Exercise goal
Pick every line with "pleasure" from the material below.

Extracted records
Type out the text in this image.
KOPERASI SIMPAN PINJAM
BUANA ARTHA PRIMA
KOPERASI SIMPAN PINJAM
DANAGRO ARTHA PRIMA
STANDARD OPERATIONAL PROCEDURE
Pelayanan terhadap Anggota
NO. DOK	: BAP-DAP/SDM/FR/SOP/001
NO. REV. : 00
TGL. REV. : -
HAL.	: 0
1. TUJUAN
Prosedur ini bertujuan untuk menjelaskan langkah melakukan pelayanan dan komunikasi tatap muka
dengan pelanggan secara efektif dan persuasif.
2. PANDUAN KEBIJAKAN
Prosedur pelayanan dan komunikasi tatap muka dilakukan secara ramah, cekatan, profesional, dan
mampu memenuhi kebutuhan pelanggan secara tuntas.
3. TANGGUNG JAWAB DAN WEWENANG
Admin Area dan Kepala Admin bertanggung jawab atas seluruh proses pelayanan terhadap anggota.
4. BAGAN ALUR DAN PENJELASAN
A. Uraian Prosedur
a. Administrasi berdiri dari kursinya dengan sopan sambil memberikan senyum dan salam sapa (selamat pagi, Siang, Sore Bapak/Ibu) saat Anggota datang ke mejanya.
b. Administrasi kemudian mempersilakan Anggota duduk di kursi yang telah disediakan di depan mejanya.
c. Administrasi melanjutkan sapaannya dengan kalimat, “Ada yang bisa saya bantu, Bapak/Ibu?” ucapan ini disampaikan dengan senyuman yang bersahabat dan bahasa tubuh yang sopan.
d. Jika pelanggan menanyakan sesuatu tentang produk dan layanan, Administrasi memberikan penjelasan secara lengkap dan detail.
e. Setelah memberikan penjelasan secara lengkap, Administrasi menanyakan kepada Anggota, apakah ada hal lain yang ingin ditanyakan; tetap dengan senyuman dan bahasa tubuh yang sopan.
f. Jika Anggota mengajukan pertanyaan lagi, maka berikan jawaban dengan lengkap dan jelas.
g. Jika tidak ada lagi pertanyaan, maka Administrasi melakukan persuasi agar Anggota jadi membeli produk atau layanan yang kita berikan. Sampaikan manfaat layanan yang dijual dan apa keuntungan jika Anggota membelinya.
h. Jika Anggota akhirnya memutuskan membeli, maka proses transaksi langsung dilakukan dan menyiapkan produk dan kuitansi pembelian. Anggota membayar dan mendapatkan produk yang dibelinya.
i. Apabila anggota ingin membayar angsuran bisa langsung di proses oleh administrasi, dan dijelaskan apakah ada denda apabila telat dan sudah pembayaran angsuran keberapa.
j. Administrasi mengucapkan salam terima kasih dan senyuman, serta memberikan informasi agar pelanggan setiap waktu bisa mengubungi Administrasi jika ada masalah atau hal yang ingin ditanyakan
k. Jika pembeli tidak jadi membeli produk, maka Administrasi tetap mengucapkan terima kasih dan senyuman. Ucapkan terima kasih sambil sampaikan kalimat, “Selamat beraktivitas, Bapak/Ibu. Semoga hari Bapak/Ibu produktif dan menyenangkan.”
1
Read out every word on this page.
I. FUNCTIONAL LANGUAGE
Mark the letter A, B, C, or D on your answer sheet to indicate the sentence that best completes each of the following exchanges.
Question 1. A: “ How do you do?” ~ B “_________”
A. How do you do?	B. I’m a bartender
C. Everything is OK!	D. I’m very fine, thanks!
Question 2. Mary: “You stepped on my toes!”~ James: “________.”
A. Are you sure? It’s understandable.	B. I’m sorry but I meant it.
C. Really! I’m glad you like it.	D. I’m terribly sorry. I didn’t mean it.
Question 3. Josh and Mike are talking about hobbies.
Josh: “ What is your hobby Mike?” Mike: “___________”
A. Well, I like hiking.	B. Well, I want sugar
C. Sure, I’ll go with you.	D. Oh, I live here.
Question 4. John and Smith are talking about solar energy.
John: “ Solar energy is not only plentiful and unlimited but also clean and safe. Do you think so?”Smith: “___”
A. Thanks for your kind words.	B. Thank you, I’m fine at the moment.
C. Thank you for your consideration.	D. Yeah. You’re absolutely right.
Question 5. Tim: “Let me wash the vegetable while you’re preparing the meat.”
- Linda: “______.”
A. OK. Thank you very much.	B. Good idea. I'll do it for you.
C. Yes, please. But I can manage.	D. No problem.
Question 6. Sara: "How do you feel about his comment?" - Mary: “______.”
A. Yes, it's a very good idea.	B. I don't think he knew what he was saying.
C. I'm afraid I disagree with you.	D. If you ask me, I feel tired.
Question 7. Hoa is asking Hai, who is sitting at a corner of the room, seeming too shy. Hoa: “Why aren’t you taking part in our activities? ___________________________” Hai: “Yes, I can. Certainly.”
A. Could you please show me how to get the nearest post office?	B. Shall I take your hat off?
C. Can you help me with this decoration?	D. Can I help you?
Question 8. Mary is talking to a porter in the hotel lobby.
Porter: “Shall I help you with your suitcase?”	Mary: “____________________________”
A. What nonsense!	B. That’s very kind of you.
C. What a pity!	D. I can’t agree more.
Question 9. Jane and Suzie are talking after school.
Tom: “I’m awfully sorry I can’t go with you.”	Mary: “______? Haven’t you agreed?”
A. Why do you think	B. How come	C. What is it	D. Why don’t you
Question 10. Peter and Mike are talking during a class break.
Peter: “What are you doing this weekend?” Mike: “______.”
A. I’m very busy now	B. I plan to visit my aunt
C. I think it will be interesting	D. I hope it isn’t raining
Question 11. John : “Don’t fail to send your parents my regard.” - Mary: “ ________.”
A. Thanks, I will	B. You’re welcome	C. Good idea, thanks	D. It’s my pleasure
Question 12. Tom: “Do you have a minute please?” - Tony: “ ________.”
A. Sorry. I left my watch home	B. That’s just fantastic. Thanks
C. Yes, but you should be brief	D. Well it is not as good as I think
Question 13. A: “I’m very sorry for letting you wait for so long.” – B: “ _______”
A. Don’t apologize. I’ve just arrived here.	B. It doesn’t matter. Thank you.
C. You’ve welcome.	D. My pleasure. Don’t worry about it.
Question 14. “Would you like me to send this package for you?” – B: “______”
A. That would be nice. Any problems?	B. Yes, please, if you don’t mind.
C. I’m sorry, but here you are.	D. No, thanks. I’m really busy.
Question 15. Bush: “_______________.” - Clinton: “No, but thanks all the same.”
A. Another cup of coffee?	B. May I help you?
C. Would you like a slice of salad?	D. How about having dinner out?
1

Solution
A. Thanks, I will	B. You’re welcome	C. Good idea, thanks	D. It’s my pleasure
C. You’ve welcome.	D. My pleasure. Don’t worry about it.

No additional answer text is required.